◆ Exercise brief
In the entries below, find the lines that contain the word "relative" and copy them.

◆ Task data

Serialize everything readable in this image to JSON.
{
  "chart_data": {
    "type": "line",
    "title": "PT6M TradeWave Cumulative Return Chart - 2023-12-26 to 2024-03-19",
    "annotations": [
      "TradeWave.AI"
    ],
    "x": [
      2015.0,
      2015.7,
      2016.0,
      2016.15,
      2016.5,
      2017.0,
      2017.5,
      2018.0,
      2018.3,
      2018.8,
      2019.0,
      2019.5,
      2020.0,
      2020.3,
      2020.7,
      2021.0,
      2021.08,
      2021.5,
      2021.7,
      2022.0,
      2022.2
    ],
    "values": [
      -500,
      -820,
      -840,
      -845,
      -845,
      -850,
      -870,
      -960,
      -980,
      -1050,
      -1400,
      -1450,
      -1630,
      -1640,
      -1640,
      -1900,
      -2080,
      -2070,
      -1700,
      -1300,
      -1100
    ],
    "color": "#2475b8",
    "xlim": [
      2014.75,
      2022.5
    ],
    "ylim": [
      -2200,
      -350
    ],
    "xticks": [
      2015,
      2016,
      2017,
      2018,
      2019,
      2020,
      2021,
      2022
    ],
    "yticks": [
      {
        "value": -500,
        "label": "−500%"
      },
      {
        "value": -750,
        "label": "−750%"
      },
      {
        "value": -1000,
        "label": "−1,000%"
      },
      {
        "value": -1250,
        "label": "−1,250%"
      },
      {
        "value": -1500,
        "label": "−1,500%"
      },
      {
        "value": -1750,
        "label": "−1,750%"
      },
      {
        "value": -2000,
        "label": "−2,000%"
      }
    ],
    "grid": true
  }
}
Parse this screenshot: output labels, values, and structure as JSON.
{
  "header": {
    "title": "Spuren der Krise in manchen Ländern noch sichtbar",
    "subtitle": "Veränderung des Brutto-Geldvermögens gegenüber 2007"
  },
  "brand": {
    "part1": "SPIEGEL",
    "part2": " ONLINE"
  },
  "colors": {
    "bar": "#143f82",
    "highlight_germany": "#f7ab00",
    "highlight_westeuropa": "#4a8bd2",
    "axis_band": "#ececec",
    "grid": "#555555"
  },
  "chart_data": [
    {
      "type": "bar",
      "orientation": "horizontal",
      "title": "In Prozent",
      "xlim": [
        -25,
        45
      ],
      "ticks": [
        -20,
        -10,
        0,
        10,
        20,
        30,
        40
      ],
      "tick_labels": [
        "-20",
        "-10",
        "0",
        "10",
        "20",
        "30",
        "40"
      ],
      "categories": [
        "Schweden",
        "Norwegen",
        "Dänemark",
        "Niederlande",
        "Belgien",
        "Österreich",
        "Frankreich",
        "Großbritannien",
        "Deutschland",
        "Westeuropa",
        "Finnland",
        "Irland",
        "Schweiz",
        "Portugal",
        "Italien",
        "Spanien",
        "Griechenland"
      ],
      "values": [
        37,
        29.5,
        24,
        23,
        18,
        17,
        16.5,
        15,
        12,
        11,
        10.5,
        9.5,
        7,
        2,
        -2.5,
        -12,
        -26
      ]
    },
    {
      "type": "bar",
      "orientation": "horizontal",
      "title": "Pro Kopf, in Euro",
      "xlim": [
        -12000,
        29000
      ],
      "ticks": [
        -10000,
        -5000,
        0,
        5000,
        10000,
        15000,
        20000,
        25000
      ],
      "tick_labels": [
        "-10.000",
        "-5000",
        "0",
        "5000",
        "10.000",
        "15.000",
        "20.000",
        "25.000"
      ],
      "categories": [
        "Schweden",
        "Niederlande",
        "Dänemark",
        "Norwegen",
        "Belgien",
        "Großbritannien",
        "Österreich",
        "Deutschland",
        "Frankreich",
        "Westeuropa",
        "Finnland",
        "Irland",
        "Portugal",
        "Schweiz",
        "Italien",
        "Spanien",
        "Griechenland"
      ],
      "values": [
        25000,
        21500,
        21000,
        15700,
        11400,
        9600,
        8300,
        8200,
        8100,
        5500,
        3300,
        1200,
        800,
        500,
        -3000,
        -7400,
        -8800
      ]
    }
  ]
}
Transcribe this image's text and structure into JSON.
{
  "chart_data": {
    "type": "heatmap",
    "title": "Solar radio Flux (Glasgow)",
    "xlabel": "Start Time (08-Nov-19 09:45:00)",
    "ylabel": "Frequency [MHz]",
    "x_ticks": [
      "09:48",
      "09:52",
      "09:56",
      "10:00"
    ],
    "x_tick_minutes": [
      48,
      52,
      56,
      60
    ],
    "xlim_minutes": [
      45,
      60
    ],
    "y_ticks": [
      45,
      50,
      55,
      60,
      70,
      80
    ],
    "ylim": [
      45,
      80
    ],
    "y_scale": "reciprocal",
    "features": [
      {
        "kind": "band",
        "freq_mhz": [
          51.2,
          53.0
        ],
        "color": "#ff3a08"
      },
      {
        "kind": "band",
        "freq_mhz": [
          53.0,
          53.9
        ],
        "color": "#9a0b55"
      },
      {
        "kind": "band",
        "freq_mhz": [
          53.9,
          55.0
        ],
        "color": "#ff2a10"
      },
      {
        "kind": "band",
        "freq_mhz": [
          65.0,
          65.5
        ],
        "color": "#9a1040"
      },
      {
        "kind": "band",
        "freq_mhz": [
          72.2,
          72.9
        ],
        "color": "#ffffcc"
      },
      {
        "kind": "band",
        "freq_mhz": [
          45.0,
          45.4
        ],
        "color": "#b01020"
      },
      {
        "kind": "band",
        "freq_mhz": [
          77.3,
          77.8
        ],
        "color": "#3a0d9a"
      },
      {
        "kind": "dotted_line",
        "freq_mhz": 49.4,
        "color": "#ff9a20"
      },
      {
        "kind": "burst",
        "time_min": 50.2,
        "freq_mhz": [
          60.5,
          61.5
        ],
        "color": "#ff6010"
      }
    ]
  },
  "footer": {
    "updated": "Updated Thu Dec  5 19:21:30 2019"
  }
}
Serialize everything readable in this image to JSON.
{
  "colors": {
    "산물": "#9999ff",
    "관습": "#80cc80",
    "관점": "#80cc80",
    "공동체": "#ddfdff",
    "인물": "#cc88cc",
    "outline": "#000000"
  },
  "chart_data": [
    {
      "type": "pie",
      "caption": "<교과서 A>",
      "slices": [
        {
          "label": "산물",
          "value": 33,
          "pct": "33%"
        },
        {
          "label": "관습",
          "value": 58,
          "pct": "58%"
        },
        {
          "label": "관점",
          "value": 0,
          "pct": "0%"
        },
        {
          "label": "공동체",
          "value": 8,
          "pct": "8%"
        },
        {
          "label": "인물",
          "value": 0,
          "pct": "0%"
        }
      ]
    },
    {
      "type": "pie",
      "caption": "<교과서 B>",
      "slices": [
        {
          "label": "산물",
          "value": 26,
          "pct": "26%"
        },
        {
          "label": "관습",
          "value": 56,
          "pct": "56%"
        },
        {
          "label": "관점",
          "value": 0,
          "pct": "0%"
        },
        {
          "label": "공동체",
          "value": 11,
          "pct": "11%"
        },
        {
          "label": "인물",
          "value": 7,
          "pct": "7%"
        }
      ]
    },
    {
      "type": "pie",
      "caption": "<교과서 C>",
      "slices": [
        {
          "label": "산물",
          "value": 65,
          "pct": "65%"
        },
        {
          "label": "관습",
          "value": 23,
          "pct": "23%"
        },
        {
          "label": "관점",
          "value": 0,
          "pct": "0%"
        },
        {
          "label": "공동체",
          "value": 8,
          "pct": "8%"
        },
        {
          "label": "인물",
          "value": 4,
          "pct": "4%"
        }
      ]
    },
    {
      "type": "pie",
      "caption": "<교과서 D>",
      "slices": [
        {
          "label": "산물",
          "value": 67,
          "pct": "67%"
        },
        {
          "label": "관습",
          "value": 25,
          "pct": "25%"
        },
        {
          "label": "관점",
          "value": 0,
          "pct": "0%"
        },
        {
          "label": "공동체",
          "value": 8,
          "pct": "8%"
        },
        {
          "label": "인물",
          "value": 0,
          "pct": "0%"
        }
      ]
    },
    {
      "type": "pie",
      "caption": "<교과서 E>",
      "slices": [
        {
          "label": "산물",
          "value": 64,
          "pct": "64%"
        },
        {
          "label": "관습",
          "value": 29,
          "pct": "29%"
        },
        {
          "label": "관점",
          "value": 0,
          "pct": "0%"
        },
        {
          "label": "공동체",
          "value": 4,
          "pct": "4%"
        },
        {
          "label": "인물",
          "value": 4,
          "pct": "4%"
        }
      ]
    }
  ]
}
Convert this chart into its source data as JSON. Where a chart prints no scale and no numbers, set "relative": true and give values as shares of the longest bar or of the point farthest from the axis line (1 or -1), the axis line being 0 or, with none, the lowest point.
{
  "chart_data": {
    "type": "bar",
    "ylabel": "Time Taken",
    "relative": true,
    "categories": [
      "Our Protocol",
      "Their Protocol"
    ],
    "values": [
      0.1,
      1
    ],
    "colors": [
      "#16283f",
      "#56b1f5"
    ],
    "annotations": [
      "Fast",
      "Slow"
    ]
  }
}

◆ Written response
Convert this chart into its source data as JSON. Where a chart prints no scale and no numbers, set "relative": true and give values as shares of the longest bar or of the point farthest from the axis line (1 or -1), the axis line being 0 or, with none, the lowest point.
    "relative": true,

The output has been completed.